## Required task
Reproduce the material unchanged, beginning at its first line and stopping after the line that contains "- data-point: [579, 326, 581, 328]".

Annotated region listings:
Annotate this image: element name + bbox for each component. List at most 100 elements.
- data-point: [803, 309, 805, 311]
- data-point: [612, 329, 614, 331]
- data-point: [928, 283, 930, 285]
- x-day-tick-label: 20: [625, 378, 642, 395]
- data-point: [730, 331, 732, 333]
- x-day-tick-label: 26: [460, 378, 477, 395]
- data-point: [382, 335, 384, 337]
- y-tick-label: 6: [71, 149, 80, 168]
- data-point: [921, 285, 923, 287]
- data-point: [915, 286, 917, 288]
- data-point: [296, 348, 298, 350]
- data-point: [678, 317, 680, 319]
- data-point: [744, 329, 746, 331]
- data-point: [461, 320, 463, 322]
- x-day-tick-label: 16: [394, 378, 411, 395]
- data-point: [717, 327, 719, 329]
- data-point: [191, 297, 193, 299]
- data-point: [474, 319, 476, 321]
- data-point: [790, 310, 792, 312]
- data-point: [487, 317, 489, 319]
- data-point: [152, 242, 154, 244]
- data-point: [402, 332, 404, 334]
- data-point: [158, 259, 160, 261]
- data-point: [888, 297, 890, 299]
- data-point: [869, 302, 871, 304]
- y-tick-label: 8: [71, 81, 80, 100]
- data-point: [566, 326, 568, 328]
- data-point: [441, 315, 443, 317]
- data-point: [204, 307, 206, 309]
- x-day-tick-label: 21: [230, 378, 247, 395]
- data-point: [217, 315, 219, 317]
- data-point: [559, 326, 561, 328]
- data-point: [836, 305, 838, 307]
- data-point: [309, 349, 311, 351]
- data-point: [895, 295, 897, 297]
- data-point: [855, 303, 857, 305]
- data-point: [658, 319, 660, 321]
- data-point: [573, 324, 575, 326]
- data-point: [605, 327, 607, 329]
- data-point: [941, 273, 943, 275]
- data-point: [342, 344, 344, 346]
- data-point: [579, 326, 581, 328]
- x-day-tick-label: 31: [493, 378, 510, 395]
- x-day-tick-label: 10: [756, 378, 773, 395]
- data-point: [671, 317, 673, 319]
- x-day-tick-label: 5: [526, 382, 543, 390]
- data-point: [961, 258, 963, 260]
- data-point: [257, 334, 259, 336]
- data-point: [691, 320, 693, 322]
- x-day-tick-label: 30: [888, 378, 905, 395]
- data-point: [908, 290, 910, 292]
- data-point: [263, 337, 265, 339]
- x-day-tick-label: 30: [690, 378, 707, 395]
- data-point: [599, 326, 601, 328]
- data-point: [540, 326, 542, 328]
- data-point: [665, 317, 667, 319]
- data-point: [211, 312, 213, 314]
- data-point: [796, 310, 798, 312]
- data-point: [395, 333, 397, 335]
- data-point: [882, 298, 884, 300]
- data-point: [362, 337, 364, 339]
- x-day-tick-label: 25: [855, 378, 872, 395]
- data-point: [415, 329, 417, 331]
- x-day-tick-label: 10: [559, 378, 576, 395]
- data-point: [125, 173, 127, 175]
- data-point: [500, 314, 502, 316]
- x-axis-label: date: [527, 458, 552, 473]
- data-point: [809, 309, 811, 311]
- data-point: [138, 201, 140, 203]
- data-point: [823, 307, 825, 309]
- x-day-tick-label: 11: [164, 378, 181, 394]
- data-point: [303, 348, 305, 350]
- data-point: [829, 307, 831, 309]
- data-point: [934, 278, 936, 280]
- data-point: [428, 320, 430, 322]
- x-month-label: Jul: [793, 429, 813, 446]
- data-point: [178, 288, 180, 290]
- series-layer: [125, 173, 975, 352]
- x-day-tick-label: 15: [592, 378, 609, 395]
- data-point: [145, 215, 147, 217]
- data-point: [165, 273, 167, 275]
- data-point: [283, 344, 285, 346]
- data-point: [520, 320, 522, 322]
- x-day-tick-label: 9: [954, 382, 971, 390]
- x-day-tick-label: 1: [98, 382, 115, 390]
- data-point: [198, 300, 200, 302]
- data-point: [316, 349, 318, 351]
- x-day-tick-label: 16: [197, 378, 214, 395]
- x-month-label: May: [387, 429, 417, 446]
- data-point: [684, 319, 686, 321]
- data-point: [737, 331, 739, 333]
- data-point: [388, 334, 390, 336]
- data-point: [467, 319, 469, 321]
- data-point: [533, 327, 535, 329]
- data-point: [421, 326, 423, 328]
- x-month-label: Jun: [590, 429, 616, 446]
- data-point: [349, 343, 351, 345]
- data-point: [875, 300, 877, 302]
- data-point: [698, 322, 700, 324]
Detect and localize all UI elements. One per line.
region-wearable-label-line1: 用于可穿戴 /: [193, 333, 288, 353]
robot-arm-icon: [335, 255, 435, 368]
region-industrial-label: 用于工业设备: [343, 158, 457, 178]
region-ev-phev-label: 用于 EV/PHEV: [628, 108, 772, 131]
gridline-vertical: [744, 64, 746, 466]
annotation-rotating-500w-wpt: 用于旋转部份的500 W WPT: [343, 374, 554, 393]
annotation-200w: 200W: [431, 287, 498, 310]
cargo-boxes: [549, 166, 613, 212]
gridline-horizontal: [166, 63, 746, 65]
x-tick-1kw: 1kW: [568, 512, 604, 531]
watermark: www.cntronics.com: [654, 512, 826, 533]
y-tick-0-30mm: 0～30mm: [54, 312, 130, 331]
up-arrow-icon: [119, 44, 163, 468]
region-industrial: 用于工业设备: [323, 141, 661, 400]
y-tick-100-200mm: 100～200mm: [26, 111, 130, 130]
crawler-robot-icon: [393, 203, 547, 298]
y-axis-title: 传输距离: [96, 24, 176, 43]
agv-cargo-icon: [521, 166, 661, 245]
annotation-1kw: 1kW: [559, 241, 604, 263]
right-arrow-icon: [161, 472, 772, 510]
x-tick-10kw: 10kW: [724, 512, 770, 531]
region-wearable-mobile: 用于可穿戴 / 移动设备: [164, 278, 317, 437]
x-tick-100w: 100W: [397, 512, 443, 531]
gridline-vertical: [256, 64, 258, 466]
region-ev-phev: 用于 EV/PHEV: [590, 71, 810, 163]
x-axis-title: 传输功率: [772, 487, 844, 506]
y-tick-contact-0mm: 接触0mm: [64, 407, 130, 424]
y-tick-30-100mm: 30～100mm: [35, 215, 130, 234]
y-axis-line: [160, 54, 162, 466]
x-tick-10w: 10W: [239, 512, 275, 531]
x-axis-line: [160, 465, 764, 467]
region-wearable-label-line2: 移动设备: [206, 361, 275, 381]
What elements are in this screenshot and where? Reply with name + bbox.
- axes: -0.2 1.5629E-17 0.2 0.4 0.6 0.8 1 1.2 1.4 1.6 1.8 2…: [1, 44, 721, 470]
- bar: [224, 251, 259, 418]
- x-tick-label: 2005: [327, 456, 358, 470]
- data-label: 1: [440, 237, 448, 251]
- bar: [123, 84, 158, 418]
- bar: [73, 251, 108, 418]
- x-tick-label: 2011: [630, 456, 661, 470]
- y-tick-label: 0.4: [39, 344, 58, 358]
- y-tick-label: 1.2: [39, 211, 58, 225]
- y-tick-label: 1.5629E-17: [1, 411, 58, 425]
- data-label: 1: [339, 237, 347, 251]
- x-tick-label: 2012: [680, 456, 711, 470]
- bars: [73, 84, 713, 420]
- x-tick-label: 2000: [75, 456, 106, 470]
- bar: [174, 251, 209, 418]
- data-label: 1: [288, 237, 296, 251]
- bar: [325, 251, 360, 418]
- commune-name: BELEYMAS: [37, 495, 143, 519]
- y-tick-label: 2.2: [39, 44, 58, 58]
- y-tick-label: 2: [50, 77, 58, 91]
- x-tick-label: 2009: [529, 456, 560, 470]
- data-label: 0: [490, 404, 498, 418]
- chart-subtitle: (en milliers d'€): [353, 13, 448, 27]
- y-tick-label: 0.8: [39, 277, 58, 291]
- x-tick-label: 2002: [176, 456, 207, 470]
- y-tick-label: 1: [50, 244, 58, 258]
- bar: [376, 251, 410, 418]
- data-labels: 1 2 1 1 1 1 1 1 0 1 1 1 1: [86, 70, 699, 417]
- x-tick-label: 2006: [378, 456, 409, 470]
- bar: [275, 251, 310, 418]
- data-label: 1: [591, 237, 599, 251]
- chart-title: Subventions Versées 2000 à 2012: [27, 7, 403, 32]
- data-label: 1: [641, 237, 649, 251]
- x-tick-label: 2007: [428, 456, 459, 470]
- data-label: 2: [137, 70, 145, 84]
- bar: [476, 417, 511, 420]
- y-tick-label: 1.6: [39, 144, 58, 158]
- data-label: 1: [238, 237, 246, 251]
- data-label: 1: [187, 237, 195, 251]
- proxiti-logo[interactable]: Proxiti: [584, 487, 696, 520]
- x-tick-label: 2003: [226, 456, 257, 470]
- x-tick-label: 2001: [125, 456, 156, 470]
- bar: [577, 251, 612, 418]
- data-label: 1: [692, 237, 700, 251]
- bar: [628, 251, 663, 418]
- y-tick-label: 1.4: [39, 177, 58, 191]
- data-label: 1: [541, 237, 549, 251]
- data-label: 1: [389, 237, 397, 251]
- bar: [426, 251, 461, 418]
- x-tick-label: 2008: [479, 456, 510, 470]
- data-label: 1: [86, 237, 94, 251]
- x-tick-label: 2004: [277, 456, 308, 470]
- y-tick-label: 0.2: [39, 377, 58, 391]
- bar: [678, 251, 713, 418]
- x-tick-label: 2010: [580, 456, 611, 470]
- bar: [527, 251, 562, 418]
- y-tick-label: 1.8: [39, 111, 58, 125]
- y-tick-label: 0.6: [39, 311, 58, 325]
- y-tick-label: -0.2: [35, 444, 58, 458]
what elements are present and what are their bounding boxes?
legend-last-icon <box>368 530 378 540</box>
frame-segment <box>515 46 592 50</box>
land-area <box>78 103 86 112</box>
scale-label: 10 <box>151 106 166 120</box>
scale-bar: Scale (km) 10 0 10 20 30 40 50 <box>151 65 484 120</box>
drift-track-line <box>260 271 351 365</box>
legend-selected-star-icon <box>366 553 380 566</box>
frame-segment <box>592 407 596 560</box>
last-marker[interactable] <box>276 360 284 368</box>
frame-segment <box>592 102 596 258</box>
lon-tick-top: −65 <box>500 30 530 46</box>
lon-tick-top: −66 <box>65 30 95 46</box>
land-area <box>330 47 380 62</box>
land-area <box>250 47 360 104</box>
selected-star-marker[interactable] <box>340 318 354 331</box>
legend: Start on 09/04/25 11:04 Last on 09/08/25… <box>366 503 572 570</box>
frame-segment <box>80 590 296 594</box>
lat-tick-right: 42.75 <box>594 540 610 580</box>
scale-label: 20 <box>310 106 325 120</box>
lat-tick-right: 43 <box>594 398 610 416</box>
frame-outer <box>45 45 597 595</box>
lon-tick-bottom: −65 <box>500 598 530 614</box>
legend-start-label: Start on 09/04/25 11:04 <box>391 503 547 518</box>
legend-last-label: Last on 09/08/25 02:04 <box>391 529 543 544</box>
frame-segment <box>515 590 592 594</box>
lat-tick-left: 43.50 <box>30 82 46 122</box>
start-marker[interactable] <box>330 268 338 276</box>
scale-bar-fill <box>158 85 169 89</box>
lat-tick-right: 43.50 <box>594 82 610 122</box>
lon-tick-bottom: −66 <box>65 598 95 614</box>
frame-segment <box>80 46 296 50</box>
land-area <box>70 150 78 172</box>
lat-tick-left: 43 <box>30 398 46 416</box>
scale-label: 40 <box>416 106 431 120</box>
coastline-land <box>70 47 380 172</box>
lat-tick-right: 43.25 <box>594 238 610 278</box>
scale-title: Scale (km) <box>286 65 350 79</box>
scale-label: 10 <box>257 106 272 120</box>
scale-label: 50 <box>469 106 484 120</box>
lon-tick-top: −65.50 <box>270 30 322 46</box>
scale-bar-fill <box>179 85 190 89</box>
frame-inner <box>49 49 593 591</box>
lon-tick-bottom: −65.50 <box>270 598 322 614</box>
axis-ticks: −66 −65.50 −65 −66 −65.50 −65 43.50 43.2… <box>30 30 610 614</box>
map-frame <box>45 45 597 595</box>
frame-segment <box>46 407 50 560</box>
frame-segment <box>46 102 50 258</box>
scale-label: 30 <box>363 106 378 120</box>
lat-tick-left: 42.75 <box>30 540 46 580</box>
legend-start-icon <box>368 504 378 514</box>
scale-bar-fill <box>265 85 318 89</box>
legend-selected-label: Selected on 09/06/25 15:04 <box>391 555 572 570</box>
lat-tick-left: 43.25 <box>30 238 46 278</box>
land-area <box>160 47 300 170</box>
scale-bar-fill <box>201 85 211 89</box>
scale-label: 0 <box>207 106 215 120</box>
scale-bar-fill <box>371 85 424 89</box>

## Answer to this exercise
Annotate this image: element name + bbox for each component. List at most 100 elements.
- data-point: [803, 309, 805, 311]
- data-point: [612, 329, 614, 331]
- data-point: [928, 283, 930, 285]
- x-day-tick-label: 20: [625, 378, 642, 395]
- data-point: [730, 331, 732, 333]
- x-day-tick-label: 26: [460, 378, 477, 395]
- data-point: [382, 335, 384, 337]
- y-tick-label: 6: [71, 149, 80, 168]
- data-point: [921, 285, 923, 287]
- data-point: [915, 286, 917, 288]
- data-point: [296, 348, 298, 350]
- data-point: [678, 317, 680, 319]
- data-point: [744, 329, 746, 331]
- data-point: [461, 320, 463, 322]
- x-day-tick-label: 16: [394, 378, 411, 395]
- data-point: [717, 327, 719, 329]
- data-point: [191, 297, 193, 299]
- data-point: [474, 319, 476, 321]
- data-point: [790, 310, 792, 312]
- data-point: [487, 317, 489, 319]
- data-point: [152, 242, 154, 244]
- data-point: [402, 332, 404, 334]
- data-point: [158, 259, 160, 261]
- data-point: [888, 297, 890, 299]
- data-point: [869, 302, 871, 304]
- y-tick-label: 8: [71, 81, 80, 100]
- data-point: [566, 326, 568, 328]
- data-point: [441, 315, 443, 317]
- data-point: [204, 307, 206, 309]
- x-day-tick-label: 21: [230, 378, 247, 395]
- data-point: [217, 315, 219, 317]
- data-point: [559, 326, 561, 328]
- data-point: [836, 305, 838, 307]
- data-point: [309, 349, 311, 351]
- data-point: [895, 295, 897, 297]
- data-point: [855, 303, 857, 305]
- data-point: [658, 319, 660, 321]
- data-point: [573, 324, 575, 326]
- data-point: [605, 327, 607, 329]
- data-point: [941, 273, 943, 275]
- data-point: [342, 344, 344, 346]
- data-point: [579, 326, 581, 328]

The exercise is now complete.